What to do
Write out each line that follows exactly as it stands, without the pictures.

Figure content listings
▼▼▼

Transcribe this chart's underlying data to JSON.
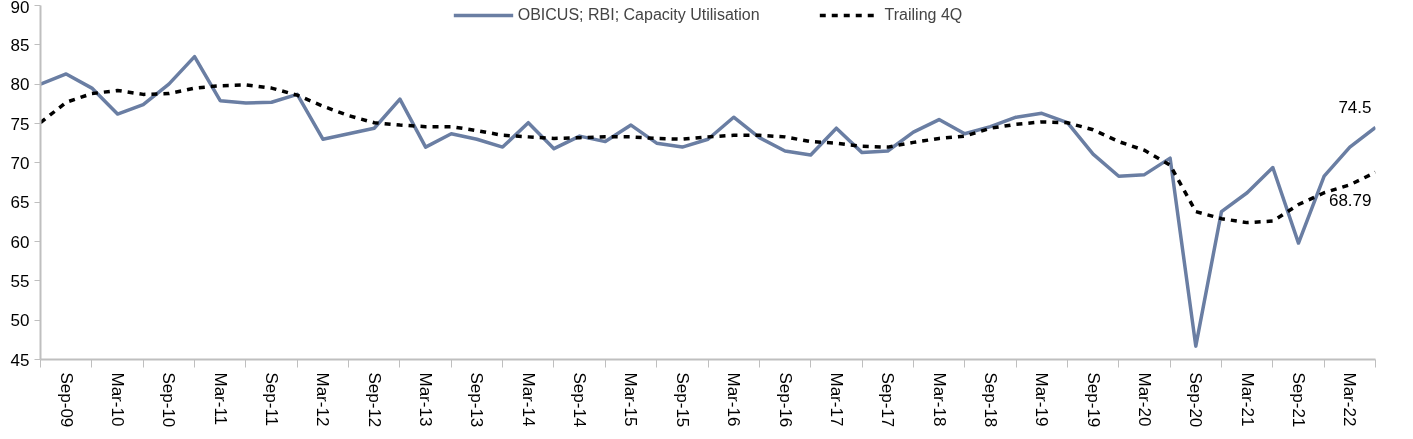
{
  "chart_data": {
    "type": "line",
    "categories": [
      null,
      "Sep-09",
      null,
      "Mar-10",
      null,
      "Sep-10",
      null,
      "Mar-11",
      null,
      "Sep-11",
      null,
      "Mar-12",
      null,
      "Sep-12",
      null,
      "Mar-13",
      null,
      "Sep-13",
      null,
      "Mar-14",
      null,
      "Sep-14",
      null,
      "Mar-15",
      null,
      "Sep-15",
      null,
      "Mar-16",
      null,
      "Sep-16",
      null,
      "Mar-17",
      null,
      "Sep-17",
      null,
      "Mar-18",
      null,
      "Sep-18",
      null,
      "Mar-19",
      null,
      "Sep-19",
      null,
      "Mar-20",
      null,
      "Sep-20",
      null,
      "Mar-21",
      null,
      "Sep-21",
      null,
      "Mar-22",
      null
    ],
    "series": [
      {
        "name": "OBICUS; RBI; Capacity Utilisation",
        "color": "#6a7ea3",
        "line_style": "solid",
        "values": [
          80.0,
          81.3,
          79.5,
          76.2,
          77.4,
          80.0,
          83.5,
          77.9,
          77.6,
          77.7,
          78.7,
          73.0,
          73.7,
          74.4,
          78.1,
          72.0,
          73.7,
          73.0,
          72.0,
          75.1,
          71.8,
          73.4,
          72.7,
          74.8,
          72.5,
          72.0,
          73.0,
          75.8,
          73.2,
          71.5,
          71.0,
          74.4,
          71.3,
          71.5,
          73.9,
          75.5,
          73.7,
          74.6,
          75.8,
          76.3,
          75.1,
          71.1,
          68.3,
          68.5,
          70.6,
          46.7,
          63.8,
          66.2,
          69.4,
          59.8,
          68.3,
          72.0,
          74.5
        ],
        "value_labels": [
          null,
          null,
          null,
          null,
          null,
          null,
          null,
          null,
          null,
          null,
          null,
          null,
          null,
          null,
          null,
          null,
          null,
          null,
          null,
          null,
          null,
          null,
          null,
          null,
          null,
          null,
          null,
          null,
          null,
          null,
          null,
          null,
          null,
          null,
          null,
          null,
          null,
          null,
          null,
          null,
          null,
          null,
          null,
          null,
          null,
          null,
          null,
          null,
          null,
          null,
          null,
          null,
          "74.5"
        ]
      },
      {
        "name": "Trailing 4Q",
        "color": "#000000",
        "line_style": "dashed",
        "values": [
          75.1,
          77.7,
          78.8,
          79.2,
          78.7,
          78.8,
          79.5,
          79.8,
          79.9,
          79.5,
          78.6,
          77.2,
          76.0,
          75.1,
          74.8,
          74.6,
          74.6,
          74.1,
          73.5,
          73.3,
          73.1,
          73.2,
          73.3,
          73.3,
          73.1,
          73.0,
          73.3,
          73.5,
          73.5,
          73.3,
          72.7,
          72.5,
          72.1,
          72.0,
          72.6,
          73.1,
          73.4,
          74.4,
          74.9,
          75.2,
          75.1,
          74.2,
          72.7,
          71.6,
          69.7,
          63.8,
          62.9,
          62.4,
          62.6,
          64.7,
          66.2,
          67.2,
          68.79
        ],
        "value_labels": [
          null,
          null,
          null,
          null,
          null,
          null,
          null,
          null,
          null,
          null,
          null,
          null,
          null,
          null,
          null,
          null,
          null,
          null,
          null,
          null,
          null,
          null,
          null,
          null,
          null,
          null,
          null,
          null,
          null,
          null,
          null,
          null,
          null,
          null,
          null,
          null,
          null,
          null,
          null,
          null,
          null,
          null,
          null,
          null,
          null,
          null,
          null,
          null,
          null,
          null,
          null,
          null,
          "68.79"
        ]
      }
    ],
    "ylim": [
      45,
      90
    ],
    "yticks": [
      45,
      50,
      55,
      60,
      65,
      70,
      75,
      80,
      85,
      90
    ],
    "legend": "top",
    "grid": false
  }
}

▲▲▲

Worked answer
Transcribe this chart's underlying data to JSON.
{
  "chart_data": {
    "type": "line",
    "categories": [
      null,
      "Sep-09",
      null,
      "Mar-10",
      null,
      "Sep-10",
      null,
      "Mar-11",
      null,
      "Sep-11",
      null,
      "Mar-12",
      null,
      "Sep-12",
      null,
      "Mar-13",
      null,
      "Sep-13",
      null,
      "Mar-14",
      null,
      "Sep-14",
      null,
      "Mar-15",
      null,
      "Sep-15",
      null,
      "Mar-16",
      null,
      "Sep-16",
      null,
      "Mar-17",
      null,
      "Sep-17",
      null,
      "Mar-18",
      null,
      "Sep-18",
      null,
      "Mar-19",
      null,
      "Sep-19",
      null,
      "Mar-20",
      null,
      "Sep-20",
      null,
      "Mar-21",
      null,
      "Sep-21",
      null,
      "Mar-22",
      null
    ],
    "series": [
      {
        "name": "OBICUS; RBI; Capacity Utilisation",
        "color": "#6a7ea3",
        "line_style": "solid",
        "values": [
          80.0,
          81.3,
          79.5,
          76.2,
          77.4,
          80.0,
          83.5,
          77.9,
          77.6,
          77.7,
          78.7,
          73.0,
          73.7,
          74.4,
          78.1,
          72.0,
          73.7,
          73.0,
          72.0,
          75.1,
          71.8,
          73.4,
          72.7,
          74.8,
          72.5,
          72.0,
          73.0,
          75.8,
          73.2,
          71.5,
          71.0,
          74.4,
          71.3,
          71.5,
          73.9,
          75.5,
          73.7,
          74.6,
          75.8,
          76.3,
          75.1,
          71.1,
          68.3,
          68.5,
          70.6,
          46.7,
          63.8,
          66.2,
          69.4,
          59.8,
          68.3,
          72.0,
          74.5
        ],
        "value_labels": [
          null,
          null,
          null,
          null,
          null,
          null,
          null,
          null,
          null,
          null,
          null,
          null,
          null,
          null,
          null,
          null,
          null,
          null,
          null,
          null,
          null,
          null,
          null,
          null,
          null,
          null,
          null,
          null,
          null,
          null,
          null,
          null,
          null,
          null,
          null,
          null,
          null,
          null,
          null,
          null,
          null,
          null,
          null,
          null,
          null,
          null,
          null,
          null,
          null,
          null,
          null,
          null,
          "74.5"
        ]
      },
      {
        "name": "Trailing 4Q",
        "color": "#000000",
        "line_style": "dashed",
        "values": [
          75.1,
          77.7,
          78.8,
          79.2,
          78.7,
          78.8,
          79.5,
          79.8,
          79.9,
          79.5,
          78.6,
          77.2,
          76.0,
          75.1,
          74.8,
          74.6,
          74.6,
          74.1,
          73.5,
          73.3,
          73.1,
          73.2,
          73.3,
          73.3,
          73.1,
          73.0,
          73.3,
          73.5,
          73.5,
          73.3,
          72.7,
          72.5,
          72.1,
          72.0,
          72.6,
          73.1,
          73.4,
          74.4,
          74.9,
          75.2,
          75.1,
          74.2,
          72.7,
          71.6,
          69.7,
          63.8,
          62.9,
          62.4,
          62.6,
          64.7,
          66.2,
          67.2,
          68.79
        ],
        "value_labels": [
          null,
          null,
          null,
          null,
          null,
          null,
          null,
          null,
          null,
          null,
          null,
          null,
          null,
          null,
          null,
          null,
          null,
          null,
          null,
          null,
          null,
          null,
          null,
          null,
          null,
          null,
          null,
          null,
          null,
          null,
          null,
          null,
          null,
          null,
          null,
          null,
          null,
          null,
          null,
          null,
          null,
          null,
          null,
          null,
          null,
          null,
          null,
          null,
          null,
          null,
          null,
          null,
          "68.79"
        ]
      }
    ],
    "ylim": [
      45,
      90
    ],
    "yticks": [
      45,
      50,
      55,
      60,
      65,
      70,
      75,
      80,
      85,
      90
    ],
    "legend": "top",
    "grid": false
  }
}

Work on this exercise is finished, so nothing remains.